— BEGIN Entries provided —

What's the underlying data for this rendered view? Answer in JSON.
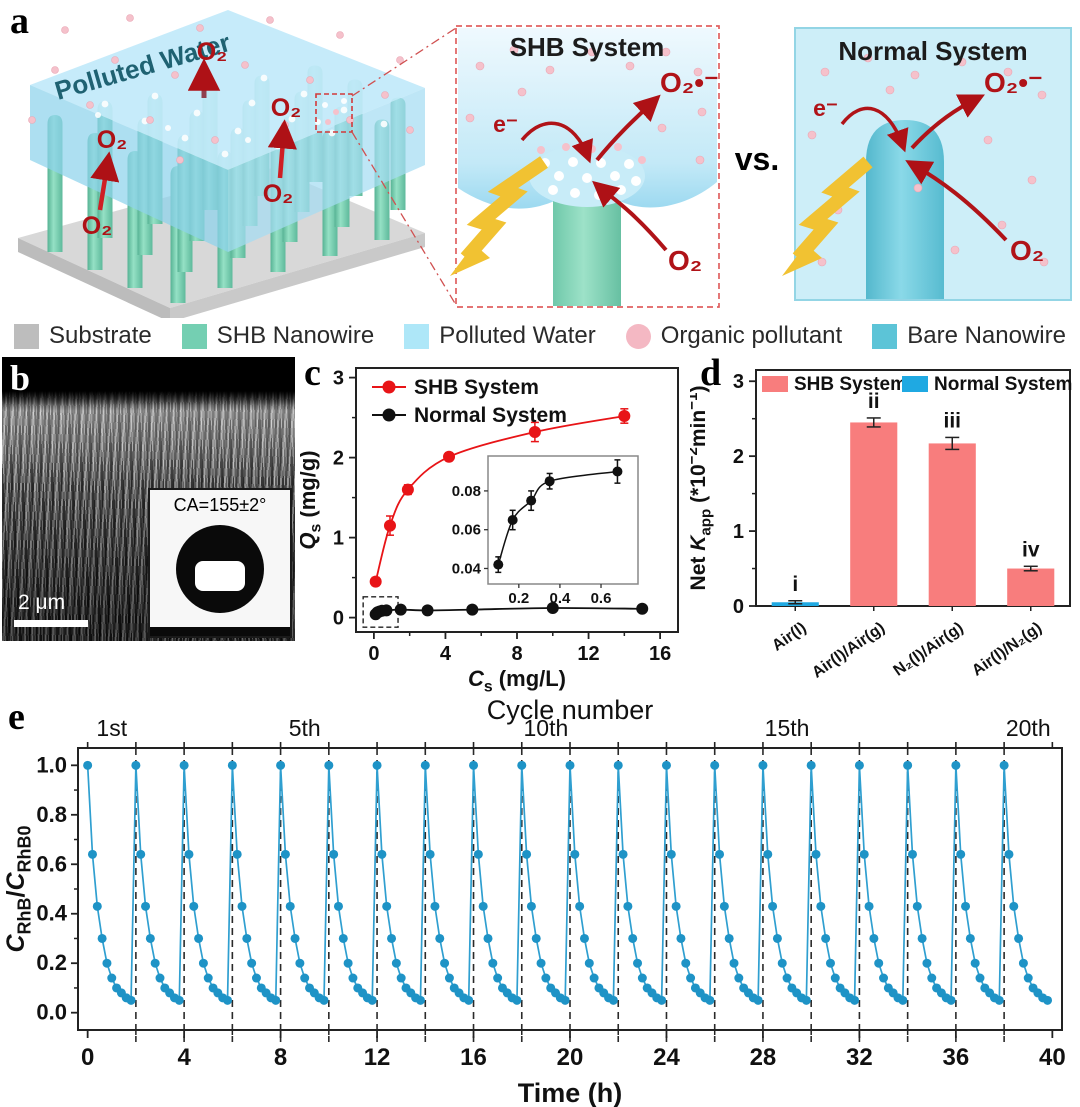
{
  "panel_a": {
    "label": "a",
    "polluted_water": "Polluted Water",
    "o2": "O₂",
    "superoxide": "O₂•⁻",
    "electron": "e⁻",
    "vs": "vs.",
    "shb_title": "SHB System",
    "normal_title": "Normal System",
    "colors": {
      "water": "#b9e6f7",
      "shb_nanowire": "#79d1b5",
      "bare_nanowire": "#5fc6d8",
      "substrate": "#d6d6d6",
      "pollutant": "#f4bcc6",
      "o2_red": "#ae1116",
      "lightning": "#f2c232"
    }
  },
  "legend": {
    "items": [
      {
        "label": "Substrate",
        "color": "#bdbdbd",
        "shape": "square"
      },
      {
        "label": "SHB Nanowire",
        "color": "#74cfb2",
        "shape": "square"
      },
      {
        "label": "Polluted Water",
        "color": "#aee7f8",
        "shape": "square"
      },
      {
        "label": "Organic pollutant",
        "color": "#f4b8c3",
        "shape": "circle"
      },
      {
        "label": "Bare Nanowire",
        "color": "#5cc4d7",
        "shape": "square"
      }
    ]
  },
  "panel_b": {
    "label": "b",
    "scale_bar": "2 μm",
    "contact_angle": "CA=155±2°"
  },
  "chart_data": [
    {
      "id": "c",
      "panel_label": "c",
      "type": "line-scatter",
      "xlabel_parts": [
        {
          "t": "C",
          "s": "i"
        },
        {
          "t": "s",
          "s": "sub"
        },
        {
          "t": " (mg/L)",
          "s": "n"
        }
      ],
      "ylabel_parts": [
        {
          "t": "Q",
          "s": "i"
        },
        {
          "t": "s",
          "s": "sub"
        },
        {
          "t": " (mg/g)",
          "s": "n"
        }
      ],
      "xlim": [
        -1,
        17
      ],
      "ylim": [
        -0.18,
        3.12
      ],
      "xticks": [
        0,
        4,
        8,
        12,
        16
      ],
      "xminor": [
        2,
        6,
        10,
        14
      ],
      "yticks": [
        0,
        1,
        2,
        3
      ],
      "yminor": [
        0.5,
        1.5,
        2.5
      ],
      "series": [
        {
          "name": "SHB System",
          "color": "#e81417",
          "x": [
            0.1,
            0.9,
            1.9,
            4.2,
            9.0,
            14.0
          ],
          "y": [
            0.45,
            1.15,
            1.6,
            2.01,
            2.32,
            2.52
          ],
          "err": [
            0.05,
            0.12,
            0.06,
            0.05,
            0.12,
            0.09
          ]
        },
        {
          "name": "Normal System",
          "color": "#111111",
          "x": [
            0.1,
            0.2,
            0.3,
            0.45,
            0.7,
            1.5,
            3.0,
            5.5,
            10.0,
            15.0
          ],
          "y": [
            0.042,
            0.065,
            0.075,
            0.085,
            0.09,
            0.1,
            0.09,
            0.1,
            0.12,
            0.11
          ],
          "err": [
            0,
            0,
            0,
            0,
            0,
            0,
            0,
            0,
            0,
            0
          ]
        }
      ],
      "dash_box": {
        "x0": -0.6,
        "x1": 1.35,
        "y0": -0.12,
        "y1": 0.26
      },
      "inset": {
        "color": "#111111",
        "xlim": [
          0.05,
          0.78
        ],
        "ylim": [
          0.032,
          0.098
        ],
        "xticks": [
          0.2,
          0.4,
          0.6
        ],
        "yticks": [
          0.04,
          0.06,
          0.08
        ],
        "x": [
          0.1,
          0.17,
          0.26,
          0.35,
          0.68
        ],
        "y": [
          0.042,
          0.065,
          0.075,
          0.085,
          0.09
        ],
        "err": [
          0.004,
          0.005,
          0.005,
          0.004,
          0.006
        ]
      }
    },
    {
      "id": "d",
      "panel_label": "d",
      "type": "bar",
      "ylabel_parts": [
        {
          "t": "Net ",
          "s": "n"
        },
        {
          "t": "K",
          "s": "i"
        },
        {
          "t": "app",
          "s": "sub"
        },
        {
          "t": " (*10",
          "s": "n"
        },
        {
          "t": "−2",
          "s": "sup"
        },
        {
          "t": "min",
          "s": "n"
        },
        {
          "t": "−1",
          "s": "sup"
        },
        {
          "t": ")",
          "s": "n"
        }
      ],
      "categories": [
        "Air(l)",
        "Air(l)/Air(g)",
        "N₂(l)/Air(g)",
        "Air(l)/N₂(g)"
      ],
      "values": [
        0.05,
        2.45,
        2.17,
        0.5
      ],
      "errors": [
        0.02,
        0.06,
        0.08,
        0.03
      ],
      "bar_colors": [
        "#1fa9e2",
        "#f87d7d",
        "#f87d7d",
        "#f87d7d"
      ],
      "annotations": [
        "i",
        "ii",
        "iii",
        "iv"
      ],
      "ylim": [
        0,
        3.15
      ],
      "yticks": [
        0,
        1,
        2,
        3
      ],
      "yminor": [
        0.5,
        1.5,
        2.5
      ],
      "legend": [
        {
          "label": "SHB System",
          "color": "#f87d7d"
        },
        {
          "label": "Normal System",
          "color": "#1fa9e2"
        }
      ]
    },
    {
      "id": "e",
      "panel_label": "e",
      "type": "cycles",
      "title": "Cycle number",
      "xlabel": "Time (h)",
      "ylabel_parts": [
        {
          "t": "C",
          "s": "i"
        },
        {
          "t": "RhB",
          "s": "sub"
        },
        {
          "t": "/",
          "s": "n"
        },
        {
          "t": "C",
          "s": "i"
        },
        {
          "t": "RhB0",
          "s": "sub"
        }
      ],
      "xlim": [
        -0.4,
        40.4
      ],
      "ylim": [
        -0.07,
        1.07
      ],
      "xticks": [
        0,
        4,
        8,
        12,
        16,
        20,
        24,
        28,
        32,
        36,
        40
      ],
      "xminor": [
        2,
        6,
        10,
        14,
        18,
        22,
        26,
        30,
        34,
        38
      ],
      "yticks": [
        0.0,
        0.2,
        0.4,
        0.6,
        0.8,
        1.0
      ],
      "yminor": [
        0.1,
        0.3,
        0.5,
        0.7,
        0.9
      ],
      "n_cycles": 20,
      "cycle_period_h": 2,
      "cycle_profile_t": [
        0,
        0.2,
        0.4,
        0.6,
        0.8,
        1.0,
        1.2,
        1.4,
        1.6,
        1.8
      ],
      "cycle_profile_v": [
        1.0,
        0.64,
        0.43,
        0.3,
        0.2,
        0.14,
        0.1,
        0.08,
        0.06,
        0.05
      ],
      "cycle_labels": [
        {
          "text": "1st",
          "t": 1
        },
        {
          "text": "5th",
          "t": 9
        },
        {
          "text": "10th",
          "t": 19
        },
        {
          "text": "15th",
          "t": 29
        },
        {
          "text": "20th",
          "t": 39
        }
      ],
      "line_color": "#2f9fd0",
      "marker_color": "#1e93c6",
      "dash_color": "#2a2a2a"
    }
  ]
}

— END Entries provided —

▶ [Task requirements]:
Print all the records again exactly; do not include any picture.

▶ [Answer]:
What's the underlying data for this rendered view? Answer in JSON.
{
  "panel_a": {
    "label": "a",
    "polluted_water": "Polluted Water",
    "o2": "O₂",
    "superoxide": "O₂•⁻",
    "electron": "e⁻",
    "vs": "vs.",
    "shb_title": "SHB System",
    "normal_title": "Normal System",
    "colors": {
      "water": "#b9e6f7",
      "shb_nanowire": "#79d1b5",
      "bare_nanowire": "#5fc6d8",
      "substrate": "#d6d6d6",
      "pollutant": "#f4bcc6",
      "o2_red": "#ae1116",
      "lightning": "#f2c232"
    }
  },
  "legend": {
    "items": [
      {
        "label": "Substrate",
        "color": "#bdbdbd",
        "shape": "square"
      },
      {
        "label": "SHB Nanowire",
        "color": "#74cfb2",
        "shape": "square"
      },
      {
        "label": "Polluted Water",
        "color": "#aee7f8",
        "shape": "square"
      },
      {
        "label": "Organic pollutant",
        "color": "#f4b8c3",
        "shape": "circle"
      },
      {
        "label": "Bare Nanowire",
        "color": "#5cc4d7",
        "shape": "square"
      }
    ]
  },
  "panel_b": {
    "label": "b",
    "scale_bar": "2 μm",
    "contact_angle": "CA=155±2°"
  },
  "chart_data": [
    {
      "id": "c",
      "panel_label": "c",
      "type": "line-scatter",
      "xlabel_parts": [
        {
          "t": "C",
          "s": "i"
        },
        {
          "t": "s",
          "s": "sub"
        },
        {
          "t": " (mg/L)",
          "s": "n"
        }
      ],
      "ylabel_parts": [
        {
          "t": "Q",
          "s": "i"
        },
        {
          "t": "s",
          "s": "sub"
        },
        {
          "t": " (mg/g)",
          "s": "n"
        }
      ],
      "xlim": [
        -1,
        17
      ],
      "ylim": [
        -0.18,
        3.12
      ],
      "xticks": [
        0,
        4,
        8,
        12,
        16
      ],
      "xminor": [
        2,
        6,
        10,
        14
      ],
      "yticks": [
        0,
        1,
        2,
        3
      ],
      "yminor": [
        0.5,
        1.5,
        2.5
      ],
      "series": [
        {
          "name": "SHB System",
          "color": "#e81417",
          "x": [
            0.1,
            0.9,
            1.9,
            4.2,
            9.0,
            14.0
          ],
          "y": [
            0.45,
            1.15,
            1.6,
            2.01,
            2.32,
            2.52
          ],
          "err": [
            0.05,
            0.12,
            0.06,
            0.05,
            0.12,
            0.09
          ]
        },
        {
          "name": "Normal System",
          "color": "#111111",
          "x": [
            0.1,
            0.2,
            0.3,
            0.45,
            0.7,
            1.5,
            3.0,
            5.5,
            10.0,
            15.0
          ],
          "y": [
            0.042,
            0.065,
            0.075,
            0.085,
            0.09,
            0.1,
            0.09,
            0.1,
            0.12,
            0.11
          ],
          "err": [
            0,
            0,
            0,
            0,
            0,
            0,
            0,
            0,
            0,
            0
          ]
        }
      ],
      "dash_box": {
        "x0": -0.6,
        "x1": 1.35,
        "y0": -0.12,
        "y1": 0.26
      },
      "inset": {
        "color": "#111111",
        "xlim": [
          0.05,
          0.78
        ],
        "ylim": [
          0.032,
          0.098
        ],
        "xticks": [
          0.2,
          0.4,
          0.6
        ],
        "yticks": [
          0.04,
          0.06,
          0.08
        ],
        "x": [
          0.1,
          0.17,
          0.26,
          0.35,
          0.68
        ],
        "y": [
          0.042,
          0.065,
          0.075,
          0.085,
          0.09
        ],
        "err": [
          0.004,
          0.005,
          0.005,
          0.004,
          0.006
        ]
      }
    },
    {
      "id": "d",
      "panel_label": "d",
      "type": "bar",
      "ylabel_parts": [
        {
          "t": "Net ",
          "s": "n"
        },
        {
          "t": "K",
          "s": "i"
        },
        {
          "t": "app",
          "s": "sub"
        },
        {
          "t": " (*10",
          "s": "n"
        },
        {
          "t": "−2",
          "s": "sup"
        },
        {
          "t": "min",
          "s": "n"
        },
        {
          "t": "−1",
          "s": "sup"
        },
        {
          "t": ")",
          "s": "n"
        }
      ],
      "categories": [
        "Air(l)",
        "Air(l)/Air(g)",
        "N₂(l)/Air(g)",
        "Air(l)/N₂(g)"
      ],
      "values": [
        0.05,
        2.45,
        2.17,
        0.5
      ],
      "errors": [
        0.02,
        0.06,
        0.08,
        0.03
      ],
      "bar_colors": [
        "#1fa9e2",
        "#f87d7d",
        "#f87d7d",
        "#f87d7d"
      ],
      "annotations": [
        "i",
        "ii",
        "iii",
        "iv"
      ],
      "ylim": [
        0,
        3.15
      ],
      "yticks": [
        0,
        1,
        2,
        3
      ],
      "yminor": [
        0.5,
        1.5,
        2.5
      ],
      "legend": [
        {
          "label": "SHB System",
          "color": "#f87d7d"
        },
        {
          "label": "Normal System",
          "color": "#1fa9e2"
        }
      ]
    },
    {
      "id": "e",
      "panel_label": "e",
      "type": "cycles",
      "title": "Cycle number",
      "xlabel": "Time (h)",
      "ylabel_parts": [
        {
          "t": "C",
          "s": "i"
        },
        {
          "t": "RhB",
          "s": "sub"
        },
        {
          "t": "/",
          "s": "n"
        },
        {
          "t": "C",
          "s": "i"
        },
        {
          "t": "RhB0",
          "s": "sub"
        }
      ],
      "xlim": [
        -0.4,
        40.4
      ],
      "ylim": [
        -0.07,
        1.07
      ],
      "xticks": [
        0,
        4,
        8,
        12,
        16,
        20,
        24,
        28,
        32,
        36,
        40
      ],
      "xminor": [
        2,
        6,
        10,
        14,
        18,
        22,
        26,
        30,
        34,
        38
      ],
      "yticks": [
        0.0,
        0.2,
        0.4,
        0.6,
        0.8,
        1.0
      ],
      "yminor": [
        0.1,
        0.3,
        0.5,
        0.7,
        0.9
      ],
      "n_cycles": 20,
      "cycle_period_h": 2,
      "cycle_profile_t": [
        0,
        0.2,
        0.4,
        0.6,
        0.8,
        1.0,
        1.2,
        1.4,
        1.6,
        1.8
      ],
      "cycle_profile_v": [
        1.0,
        0.64,
        0.43,
        0.3,
        0.2,
        0.14,
        0.1,
        0.08,
        0.06,
        0.05
      ],
      "cycle_labels": [
        {
          "text": "1st",
          "t": 1
        },
        {
          "text": "5th",
          "t": 9
        },
        {
          "text": "10th",
          "t": 19
        },
        {
          "text": "15th",
          "t": 29
        },
        {
          "text": "20th",
          "t": 39
        }
      ],
      "line_color": "#2f9fd0",
      "marker_color": "#1e93c6",
      "dash_color": "#2a2a2a"
    }
  ]
}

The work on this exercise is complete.